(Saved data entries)
----

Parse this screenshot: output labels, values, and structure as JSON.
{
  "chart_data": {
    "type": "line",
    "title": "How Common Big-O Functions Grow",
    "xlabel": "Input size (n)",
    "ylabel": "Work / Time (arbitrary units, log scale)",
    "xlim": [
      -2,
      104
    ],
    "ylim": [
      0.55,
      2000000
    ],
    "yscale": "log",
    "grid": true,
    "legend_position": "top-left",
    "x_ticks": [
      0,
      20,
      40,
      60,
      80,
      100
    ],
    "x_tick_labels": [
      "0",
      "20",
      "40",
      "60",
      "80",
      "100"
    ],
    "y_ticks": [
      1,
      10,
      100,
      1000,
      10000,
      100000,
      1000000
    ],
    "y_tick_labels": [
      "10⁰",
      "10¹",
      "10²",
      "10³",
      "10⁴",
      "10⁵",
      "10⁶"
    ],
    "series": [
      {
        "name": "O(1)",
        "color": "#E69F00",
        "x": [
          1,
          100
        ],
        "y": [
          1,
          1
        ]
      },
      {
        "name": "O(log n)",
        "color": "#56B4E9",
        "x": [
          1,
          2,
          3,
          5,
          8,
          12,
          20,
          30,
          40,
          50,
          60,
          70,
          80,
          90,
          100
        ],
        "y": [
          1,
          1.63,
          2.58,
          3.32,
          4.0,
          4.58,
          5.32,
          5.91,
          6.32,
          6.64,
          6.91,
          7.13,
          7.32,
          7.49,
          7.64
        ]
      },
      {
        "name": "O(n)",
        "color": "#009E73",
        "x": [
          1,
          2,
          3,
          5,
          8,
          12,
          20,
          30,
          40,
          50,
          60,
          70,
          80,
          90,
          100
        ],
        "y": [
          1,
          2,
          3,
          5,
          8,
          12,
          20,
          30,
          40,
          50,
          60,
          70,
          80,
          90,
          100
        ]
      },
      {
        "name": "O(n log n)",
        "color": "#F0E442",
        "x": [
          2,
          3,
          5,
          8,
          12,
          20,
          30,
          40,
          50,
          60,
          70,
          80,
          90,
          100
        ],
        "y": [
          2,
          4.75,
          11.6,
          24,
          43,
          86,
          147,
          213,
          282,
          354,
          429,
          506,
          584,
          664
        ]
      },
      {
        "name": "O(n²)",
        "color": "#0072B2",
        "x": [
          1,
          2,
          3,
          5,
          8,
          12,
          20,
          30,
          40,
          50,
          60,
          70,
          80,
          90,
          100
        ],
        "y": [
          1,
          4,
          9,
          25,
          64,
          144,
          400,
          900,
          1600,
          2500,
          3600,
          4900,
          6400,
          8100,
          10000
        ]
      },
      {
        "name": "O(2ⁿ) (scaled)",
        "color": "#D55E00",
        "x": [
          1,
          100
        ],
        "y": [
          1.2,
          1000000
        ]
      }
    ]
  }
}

----

From the data above, copy each line where the string "name" appears.

Solved problem:
        "name": "O(1)",
        "name": "O(log n)",
        "name": "O(n)",
        "name": "O(n log n)",
        "name": "O(n²)",
        "name": "O(2ⁿ) (scaled)",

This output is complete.